■ **Your task**: Write out each line in which the string "contiguo" is present.

■ **Recorded data**:
------------------------------------------------------------------------

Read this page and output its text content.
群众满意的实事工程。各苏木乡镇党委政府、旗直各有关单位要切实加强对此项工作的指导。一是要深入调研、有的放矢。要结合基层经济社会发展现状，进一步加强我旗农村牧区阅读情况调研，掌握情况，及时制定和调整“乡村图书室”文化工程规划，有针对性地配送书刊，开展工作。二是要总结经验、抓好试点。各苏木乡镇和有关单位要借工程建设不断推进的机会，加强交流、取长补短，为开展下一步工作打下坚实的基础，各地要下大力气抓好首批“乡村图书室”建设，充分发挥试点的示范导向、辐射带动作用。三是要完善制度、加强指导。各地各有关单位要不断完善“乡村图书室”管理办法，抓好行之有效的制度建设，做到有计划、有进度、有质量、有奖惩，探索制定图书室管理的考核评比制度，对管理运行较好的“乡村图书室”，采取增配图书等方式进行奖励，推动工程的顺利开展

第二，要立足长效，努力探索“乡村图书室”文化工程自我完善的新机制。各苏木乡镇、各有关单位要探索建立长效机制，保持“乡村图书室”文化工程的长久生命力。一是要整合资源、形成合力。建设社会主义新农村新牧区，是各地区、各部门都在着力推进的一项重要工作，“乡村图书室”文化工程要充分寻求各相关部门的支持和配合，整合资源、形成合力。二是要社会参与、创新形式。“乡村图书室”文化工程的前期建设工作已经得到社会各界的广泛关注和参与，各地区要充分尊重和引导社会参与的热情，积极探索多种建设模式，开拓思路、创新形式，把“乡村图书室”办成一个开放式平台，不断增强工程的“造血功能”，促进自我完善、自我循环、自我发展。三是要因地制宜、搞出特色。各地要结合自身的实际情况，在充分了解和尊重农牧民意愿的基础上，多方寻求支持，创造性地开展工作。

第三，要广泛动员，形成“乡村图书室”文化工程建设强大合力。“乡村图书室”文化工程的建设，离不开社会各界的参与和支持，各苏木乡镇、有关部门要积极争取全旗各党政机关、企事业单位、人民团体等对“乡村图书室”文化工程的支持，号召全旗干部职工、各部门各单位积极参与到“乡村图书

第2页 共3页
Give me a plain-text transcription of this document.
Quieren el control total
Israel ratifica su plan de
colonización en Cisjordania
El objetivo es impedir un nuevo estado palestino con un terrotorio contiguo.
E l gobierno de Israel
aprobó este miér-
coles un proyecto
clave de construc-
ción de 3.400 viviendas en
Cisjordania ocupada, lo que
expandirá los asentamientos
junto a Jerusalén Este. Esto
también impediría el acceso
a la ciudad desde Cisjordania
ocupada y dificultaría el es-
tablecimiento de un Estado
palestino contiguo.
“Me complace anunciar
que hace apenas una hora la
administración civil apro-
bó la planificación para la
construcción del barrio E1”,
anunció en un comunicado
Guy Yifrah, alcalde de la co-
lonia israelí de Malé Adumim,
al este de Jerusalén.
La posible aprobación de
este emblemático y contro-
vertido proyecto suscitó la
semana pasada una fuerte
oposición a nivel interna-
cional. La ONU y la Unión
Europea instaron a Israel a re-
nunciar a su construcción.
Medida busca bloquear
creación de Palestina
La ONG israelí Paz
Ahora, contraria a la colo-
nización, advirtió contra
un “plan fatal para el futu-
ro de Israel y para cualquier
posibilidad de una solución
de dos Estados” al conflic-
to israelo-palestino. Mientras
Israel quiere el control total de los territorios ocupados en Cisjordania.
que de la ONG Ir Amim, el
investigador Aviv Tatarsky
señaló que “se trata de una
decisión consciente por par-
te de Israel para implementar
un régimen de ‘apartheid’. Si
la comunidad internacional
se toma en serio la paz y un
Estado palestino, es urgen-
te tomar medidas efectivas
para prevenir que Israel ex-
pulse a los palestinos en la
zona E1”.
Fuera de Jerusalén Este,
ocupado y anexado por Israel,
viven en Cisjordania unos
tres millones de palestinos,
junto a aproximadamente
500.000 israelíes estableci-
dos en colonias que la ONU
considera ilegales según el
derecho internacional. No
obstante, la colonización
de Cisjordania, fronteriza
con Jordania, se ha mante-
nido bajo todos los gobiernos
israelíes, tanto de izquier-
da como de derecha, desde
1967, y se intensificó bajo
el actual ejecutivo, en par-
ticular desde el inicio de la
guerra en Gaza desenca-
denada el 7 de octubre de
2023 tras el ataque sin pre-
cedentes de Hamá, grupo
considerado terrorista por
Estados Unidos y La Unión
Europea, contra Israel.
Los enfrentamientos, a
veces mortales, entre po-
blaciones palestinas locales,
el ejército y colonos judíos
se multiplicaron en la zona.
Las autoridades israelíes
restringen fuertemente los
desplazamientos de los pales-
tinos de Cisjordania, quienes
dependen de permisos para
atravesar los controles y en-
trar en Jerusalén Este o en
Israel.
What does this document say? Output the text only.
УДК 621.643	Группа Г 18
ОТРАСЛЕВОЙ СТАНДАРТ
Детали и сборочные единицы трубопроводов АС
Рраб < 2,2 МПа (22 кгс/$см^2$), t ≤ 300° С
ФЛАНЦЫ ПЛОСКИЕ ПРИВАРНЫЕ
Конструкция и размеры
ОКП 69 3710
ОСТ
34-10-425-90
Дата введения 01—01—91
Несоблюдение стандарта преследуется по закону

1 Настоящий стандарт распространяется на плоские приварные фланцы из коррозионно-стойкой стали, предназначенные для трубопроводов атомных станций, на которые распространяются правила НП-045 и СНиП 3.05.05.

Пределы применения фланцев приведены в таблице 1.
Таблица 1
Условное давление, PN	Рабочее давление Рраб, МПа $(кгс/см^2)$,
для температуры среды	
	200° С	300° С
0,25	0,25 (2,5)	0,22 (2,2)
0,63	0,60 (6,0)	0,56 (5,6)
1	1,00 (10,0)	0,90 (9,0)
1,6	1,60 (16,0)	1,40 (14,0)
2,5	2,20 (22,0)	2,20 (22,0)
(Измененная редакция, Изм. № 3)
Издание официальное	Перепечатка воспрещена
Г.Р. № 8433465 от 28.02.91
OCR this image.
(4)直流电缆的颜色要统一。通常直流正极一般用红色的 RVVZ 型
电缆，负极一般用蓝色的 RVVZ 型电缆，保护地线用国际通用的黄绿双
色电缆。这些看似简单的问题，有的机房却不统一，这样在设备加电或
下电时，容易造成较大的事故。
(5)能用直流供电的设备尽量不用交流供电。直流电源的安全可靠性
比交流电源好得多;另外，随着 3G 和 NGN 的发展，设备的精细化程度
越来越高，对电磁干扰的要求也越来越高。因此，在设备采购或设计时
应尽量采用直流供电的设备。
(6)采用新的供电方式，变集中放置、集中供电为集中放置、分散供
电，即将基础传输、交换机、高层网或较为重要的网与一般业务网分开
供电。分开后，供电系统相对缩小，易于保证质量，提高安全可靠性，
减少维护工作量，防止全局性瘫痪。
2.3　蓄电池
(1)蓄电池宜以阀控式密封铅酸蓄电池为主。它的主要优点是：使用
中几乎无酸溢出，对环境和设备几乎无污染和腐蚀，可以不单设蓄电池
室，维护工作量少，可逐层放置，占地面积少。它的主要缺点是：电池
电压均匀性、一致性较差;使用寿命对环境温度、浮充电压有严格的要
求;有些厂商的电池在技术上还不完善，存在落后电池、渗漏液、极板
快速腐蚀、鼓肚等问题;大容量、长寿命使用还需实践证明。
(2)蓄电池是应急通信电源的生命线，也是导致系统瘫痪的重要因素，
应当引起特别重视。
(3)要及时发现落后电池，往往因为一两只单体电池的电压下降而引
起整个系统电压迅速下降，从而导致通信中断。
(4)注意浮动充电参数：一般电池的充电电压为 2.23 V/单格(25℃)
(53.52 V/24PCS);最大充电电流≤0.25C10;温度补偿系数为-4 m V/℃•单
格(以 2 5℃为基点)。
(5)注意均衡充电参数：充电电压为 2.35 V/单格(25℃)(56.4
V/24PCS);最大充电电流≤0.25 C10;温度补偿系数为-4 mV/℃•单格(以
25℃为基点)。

------------------------------------------------------------------------

■ **Solution to this problem**:
El objetivo es impedir un nuevo estado palestino con un terrotorio contiguo.
palestino contiguo.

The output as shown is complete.